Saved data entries
******

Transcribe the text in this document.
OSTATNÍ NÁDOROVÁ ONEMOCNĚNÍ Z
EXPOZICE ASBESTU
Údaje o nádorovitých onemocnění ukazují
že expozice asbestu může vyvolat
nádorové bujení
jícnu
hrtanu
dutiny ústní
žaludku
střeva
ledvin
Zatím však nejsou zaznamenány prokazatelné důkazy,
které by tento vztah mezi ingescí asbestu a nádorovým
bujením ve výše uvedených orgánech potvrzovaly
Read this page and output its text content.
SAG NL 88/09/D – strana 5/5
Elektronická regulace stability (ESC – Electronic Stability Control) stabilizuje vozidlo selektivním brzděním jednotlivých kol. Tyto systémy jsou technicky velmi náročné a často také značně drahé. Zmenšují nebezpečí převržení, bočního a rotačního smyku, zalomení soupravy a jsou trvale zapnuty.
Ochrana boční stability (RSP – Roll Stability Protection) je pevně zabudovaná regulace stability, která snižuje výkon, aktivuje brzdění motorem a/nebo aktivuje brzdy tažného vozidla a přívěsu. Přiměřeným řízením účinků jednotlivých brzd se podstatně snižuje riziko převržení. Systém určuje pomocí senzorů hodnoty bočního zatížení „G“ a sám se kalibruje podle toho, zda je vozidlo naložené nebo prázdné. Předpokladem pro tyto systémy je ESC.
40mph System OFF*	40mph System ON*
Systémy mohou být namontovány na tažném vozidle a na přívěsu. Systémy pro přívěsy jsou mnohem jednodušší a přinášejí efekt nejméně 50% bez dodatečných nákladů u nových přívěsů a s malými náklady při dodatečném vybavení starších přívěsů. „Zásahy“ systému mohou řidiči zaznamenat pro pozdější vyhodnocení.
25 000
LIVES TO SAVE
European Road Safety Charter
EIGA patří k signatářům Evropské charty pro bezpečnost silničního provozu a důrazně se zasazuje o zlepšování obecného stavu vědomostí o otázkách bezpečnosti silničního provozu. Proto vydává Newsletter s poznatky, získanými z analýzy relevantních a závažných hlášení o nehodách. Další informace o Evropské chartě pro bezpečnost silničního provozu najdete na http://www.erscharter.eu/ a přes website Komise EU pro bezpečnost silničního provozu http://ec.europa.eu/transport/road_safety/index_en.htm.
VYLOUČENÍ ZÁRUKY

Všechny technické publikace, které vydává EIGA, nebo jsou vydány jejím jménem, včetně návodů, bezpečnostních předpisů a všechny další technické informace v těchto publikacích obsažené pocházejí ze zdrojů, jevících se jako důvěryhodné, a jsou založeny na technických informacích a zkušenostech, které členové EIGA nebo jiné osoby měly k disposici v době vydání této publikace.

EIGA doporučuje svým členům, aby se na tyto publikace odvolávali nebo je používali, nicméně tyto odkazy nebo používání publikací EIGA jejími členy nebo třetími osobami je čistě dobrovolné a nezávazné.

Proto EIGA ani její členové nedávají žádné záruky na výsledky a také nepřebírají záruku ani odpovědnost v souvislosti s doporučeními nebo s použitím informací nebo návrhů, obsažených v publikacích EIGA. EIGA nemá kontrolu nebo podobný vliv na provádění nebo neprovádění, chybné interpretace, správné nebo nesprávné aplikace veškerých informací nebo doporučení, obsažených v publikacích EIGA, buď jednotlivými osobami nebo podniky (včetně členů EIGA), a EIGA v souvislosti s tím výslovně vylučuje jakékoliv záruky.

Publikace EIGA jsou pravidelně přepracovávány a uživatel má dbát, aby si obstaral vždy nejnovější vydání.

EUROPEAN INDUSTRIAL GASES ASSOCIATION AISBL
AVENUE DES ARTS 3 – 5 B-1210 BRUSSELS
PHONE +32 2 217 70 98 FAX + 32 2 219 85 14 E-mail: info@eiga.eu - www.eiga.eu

******

To be done:
Identify the lines above that contain the word "text", then copy them.

Output:
Transcribe the text in this document.
Read this page and output its text content.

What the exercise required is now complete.